- _Exercises to complete_:
[A] In the forum thread on select and sockets, what does the reply say the point of 'select' is?
[B] In the records, take the part that opens with the line containing "decompose this screenshot" and closes with the line containing "97, 153, 132]". Give only that part again, with "background-text" swapped for "backdrop-text" and everything else left as it is.

- _Text excerpt_:
No, no no. This is not how you write UDP applications. If you're sending
UDP, you must have a transmit scheduler somewhere.

> Having working select() on at least connected sockets is a must.

The kernel can't tell you when to send because that depends upon factors
that are remote. The application *MUST* schedule its transmissions. There's
no two ways about it.

Yes, it would be nice of the kernel helped more. But the application has to
deal with remote packet loss as well. It HAS TO decide when to send the
packet and can't rely upon the availability or unavailability of local
resources to mean anything with regard to the connection as a whole.

DS

2003-06-09 02:52:21

by David Schwartz

[permalink] [raw]

Subject: RE: select for UNIX sockets?

> David Schwartz wrote:
>
> > Yu are doing something wrong. You are using 'select' along
> > with blocking
> > I/O operations. You can't make bricks without clay. If you don't want to
> > block, you must use non-blocking socket operations. End of story.

> That's funny, I was under the impression that the whole point of
> using select()
> was to enable the use of blocking I/O.

This is a very common misconception. No, the point of 'select' is to hint
to you when you should attempt a non-blocking socket operation. It has never
been the case that 'select' guaranteed that a following blocking operation
wouldn't block.

> If you are on a
> uniprocessor system, in
> a single thread, and select() says that a socket is writeable,
> then I had darn
> well better be able to write to that socket!

No. A 'write' hit from 'select' cannot guarantee that any arbitrary 'write'
won't block unless the following 'write' is non-blocking.

Consider a TCP connection. I get a 'write' hit, and then I call 'write' to
send 250Kb of data. Do you seriously want to argue that the kernel must
somehow handle that 250Kb without blocking?

> Sure, this gets more complicated when multiprocessing or
> multithreading, but the
> test program does neither of these.

No, it's more complicated in many situations. Suppose the kernel says a
connected UDP socket won't block because the network interface the packet
would go out is unused. Before you can call 'send', the interface goes down
and the packet now has to take a congested network interface. The 'write'
will block.

> > Just because 'select' indicates a write hit, you are not
> > assured that some
> > particular write at a later time will not block. Past
> > performance does not
> > guarantee future results.

- _Provided records_:
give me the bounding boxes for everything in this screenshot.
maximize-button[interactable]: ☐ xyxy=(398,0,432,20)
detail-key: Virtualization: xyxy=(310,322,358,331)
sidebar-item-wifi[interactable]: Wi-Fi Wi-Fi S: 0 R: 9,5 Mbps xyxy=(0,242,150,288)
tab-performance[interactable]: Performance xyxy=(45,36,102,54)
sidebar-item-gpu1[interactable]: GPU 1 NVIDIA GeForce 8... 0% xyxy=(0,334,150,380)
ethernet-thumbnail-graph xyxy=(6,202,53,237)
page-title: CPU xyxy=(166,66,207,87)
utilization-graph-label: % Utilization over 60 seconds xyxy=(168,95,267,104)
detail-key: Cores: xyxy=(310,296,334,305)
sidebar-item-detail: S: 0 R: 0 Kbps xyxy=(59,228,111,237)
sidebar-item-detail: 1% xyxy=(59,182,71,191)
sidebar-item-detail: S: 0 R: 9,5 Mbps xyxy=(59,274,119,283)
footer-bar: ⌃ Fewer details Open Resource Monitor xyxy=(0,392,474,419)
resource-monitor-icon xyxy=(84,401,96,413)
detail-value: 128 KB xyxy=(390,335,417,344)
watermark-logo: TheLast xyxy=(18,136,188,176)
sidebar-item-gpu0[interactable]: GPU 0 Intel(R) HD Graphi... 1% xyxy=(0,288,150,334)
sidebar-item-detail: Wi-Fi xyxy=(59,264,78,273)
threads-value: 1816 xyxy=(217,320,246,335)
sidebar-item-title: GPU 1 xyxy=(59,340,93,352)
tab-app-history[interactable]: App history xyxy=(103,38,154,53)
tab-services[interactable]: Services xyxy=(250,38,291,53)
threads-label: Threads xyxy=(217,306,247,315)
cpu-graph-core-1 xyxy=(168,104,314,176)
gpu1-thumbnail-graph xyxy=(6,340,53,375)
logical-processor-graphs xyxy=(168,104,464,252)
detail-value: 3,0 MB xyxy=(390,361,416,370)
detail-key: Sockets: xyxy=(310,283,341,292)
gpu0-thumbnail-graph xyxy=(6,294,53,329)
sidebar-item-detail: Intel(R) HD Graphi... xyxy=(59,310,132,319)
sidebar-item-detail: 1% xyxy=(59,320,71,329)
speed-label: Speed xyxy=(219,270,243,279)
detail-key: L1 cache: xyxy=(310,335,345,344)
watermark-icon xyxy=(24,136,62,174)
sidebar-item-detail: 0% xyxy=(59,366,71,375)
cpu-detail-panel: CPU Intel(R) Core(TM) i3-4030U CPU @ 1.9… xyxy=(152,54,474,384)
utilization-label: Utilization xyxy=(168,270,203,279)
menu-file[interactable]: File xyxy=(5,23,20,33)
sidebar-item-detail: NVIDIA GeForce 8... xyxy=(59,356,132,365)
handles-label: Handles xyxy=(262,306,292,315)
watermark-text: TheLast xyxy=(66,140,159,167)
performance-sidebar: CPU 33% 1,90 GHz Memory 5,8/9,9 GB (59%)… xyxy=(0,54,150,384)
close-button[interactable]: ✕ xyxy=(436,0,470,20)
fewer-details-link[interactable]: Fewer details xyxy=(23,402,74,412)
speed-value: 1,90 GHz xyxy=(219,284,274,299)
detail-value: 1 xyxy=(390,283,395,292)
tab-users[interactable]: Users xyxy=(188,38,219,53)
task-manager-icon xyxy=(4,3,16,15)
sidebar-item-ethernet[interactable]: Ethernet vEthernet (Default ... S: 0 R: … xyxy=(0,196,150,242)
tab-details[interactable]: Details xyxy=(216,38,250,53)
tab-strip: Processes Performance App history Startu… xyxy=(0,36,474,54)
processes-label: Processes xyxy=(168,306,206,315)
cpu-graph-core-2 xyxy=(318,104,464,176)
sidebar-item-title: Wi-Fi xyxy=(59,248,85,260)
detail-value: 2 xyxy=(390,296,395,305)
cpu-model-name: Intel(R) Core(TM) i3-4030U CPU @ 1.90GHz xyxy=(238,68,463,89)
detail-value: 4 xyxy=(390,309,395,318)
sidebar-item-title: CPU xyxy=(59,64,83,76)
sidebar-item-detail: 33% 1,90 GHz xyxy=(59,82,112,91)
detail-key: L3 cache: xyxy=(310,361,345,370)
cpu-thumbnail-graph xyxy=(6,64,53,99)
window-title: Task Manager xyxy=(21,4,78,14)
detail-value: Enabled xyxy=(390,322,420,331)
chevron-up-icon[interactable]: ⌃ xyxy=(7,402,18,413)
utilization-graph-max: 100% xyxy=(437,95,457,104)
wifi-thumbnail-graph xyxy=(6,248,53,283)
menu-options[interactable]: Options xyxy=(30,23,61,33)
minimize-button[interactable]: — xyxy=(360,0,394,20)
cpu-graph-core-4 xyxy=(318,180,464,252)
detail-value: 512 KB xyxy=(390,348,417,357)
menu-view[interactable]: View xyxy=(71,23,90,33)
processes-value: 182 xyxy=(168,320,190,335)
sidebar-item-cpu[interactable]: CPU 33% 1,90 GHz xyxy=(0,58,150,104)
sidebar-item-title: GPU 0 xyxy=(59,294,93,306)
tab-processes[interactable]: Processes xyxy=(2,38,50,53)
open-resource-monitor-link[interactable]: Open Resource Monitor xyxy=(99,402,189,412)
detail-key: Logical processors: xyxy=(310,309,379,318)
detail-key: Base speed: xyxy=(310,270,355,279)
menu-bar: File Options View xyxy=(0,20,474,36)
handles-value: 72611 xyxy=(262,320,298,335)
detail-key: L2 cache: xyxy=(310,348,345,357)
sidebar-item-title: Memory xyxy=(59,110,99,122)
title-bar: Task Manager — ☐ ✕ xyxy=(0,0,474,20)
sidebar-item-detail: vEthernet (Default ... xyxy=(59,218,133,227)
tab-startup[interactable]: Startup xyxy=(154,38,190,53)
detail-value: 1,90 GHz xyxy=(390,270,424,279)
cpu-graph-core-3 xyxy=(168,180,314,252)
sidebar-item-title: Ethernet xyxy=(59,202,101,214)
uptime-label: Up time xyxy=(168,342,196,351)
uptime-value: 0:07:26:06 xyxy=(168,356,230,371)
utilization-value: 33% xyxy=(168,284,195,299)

---

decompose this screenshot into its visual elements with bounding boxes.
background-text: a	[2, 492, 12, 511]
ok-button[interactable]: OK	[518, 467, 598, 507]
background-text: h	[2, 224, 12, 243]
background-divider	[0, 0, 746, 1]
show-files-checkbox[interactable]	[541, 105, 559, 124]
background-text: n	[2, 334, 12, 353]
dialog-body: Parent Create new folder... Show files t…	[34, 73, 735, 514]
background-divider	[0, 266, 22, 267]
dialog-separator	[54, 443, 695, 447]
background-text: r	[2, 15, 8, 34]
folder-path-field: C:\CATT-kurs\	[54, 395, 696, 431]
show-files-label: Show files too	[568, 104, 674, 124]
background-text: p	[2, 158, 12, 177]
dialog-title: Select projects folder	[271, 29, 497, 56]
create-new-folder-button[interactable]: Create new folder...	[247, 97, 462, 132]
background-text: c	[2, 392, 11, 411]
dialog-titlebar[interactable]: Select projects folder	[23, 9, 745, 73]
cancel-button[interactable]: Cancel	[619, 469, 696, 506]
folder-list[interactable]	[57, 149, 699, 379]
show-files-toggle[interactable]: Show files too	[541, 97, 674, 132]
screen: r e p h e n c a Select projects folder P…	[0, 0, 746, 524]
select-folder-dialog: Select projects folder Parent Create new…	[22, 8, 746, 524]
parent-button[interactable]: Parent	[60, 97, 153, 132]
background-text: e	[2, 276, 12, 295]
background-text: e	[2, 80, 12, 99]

- _Answers to the tasks_:
[A] To hint when you should attempt a non-blocking socket operation.

[B]
decompose this screenshot into its visual elements with bounding boxes.
backdrop-text: a	[2, 492, 12, 511]
ok-button[interactable]: OK	[518, 467, 598, 507]
backdrop-text: h	[2, 224, 12, 243]
background-divider	[0, 0, 746, 1]
show-files-checkbox[interactable]	[541, 105, 559, 124]
backdrop-text: n	[2, 334, 12, 353]
dialog-body: Parent Create new folder... Show files t…	[34, 73, 735, 514]
background-divider	[0, 266, 22, 267]
dialog-separator	[54, 443, 695, 447]
backdrop-text: r	[2, 15, 8, 34]
folder-path-field: C:\CATT-kurs\	[54, 395, 696, 431]
show-files-label: Show files too	[568, 104, 674, 124]
backdrop-text: p	[2, 158, 12, 177]
dialog-title: Select projects folder	[271, 29, 497, 56]
create-new-folder-button[interactable]: Create new folder...	[247, 97, 462, 132]
backdrop-text: c	[2, 392, 11, 411]
dialog-titlebar[interactable]: Select projects folder	[23, 9, 745, 73]
cancel-button[interactable]: Cancel	[619, 469, 696, 506]
folder-list[interactable]	[57, 149, 699, 379]
show-files-toggle[interactable]: Show files too	[541, 97, 674, 132]
screen: r e p h e n c a Select projects folder P…	[0, 0, 746, 524]
select-folder-dialog: Select projects folder Parent Create new…	[22, 8, 746, 524]
parent-button[interactable]: Parent	[60, 97, 153, 132]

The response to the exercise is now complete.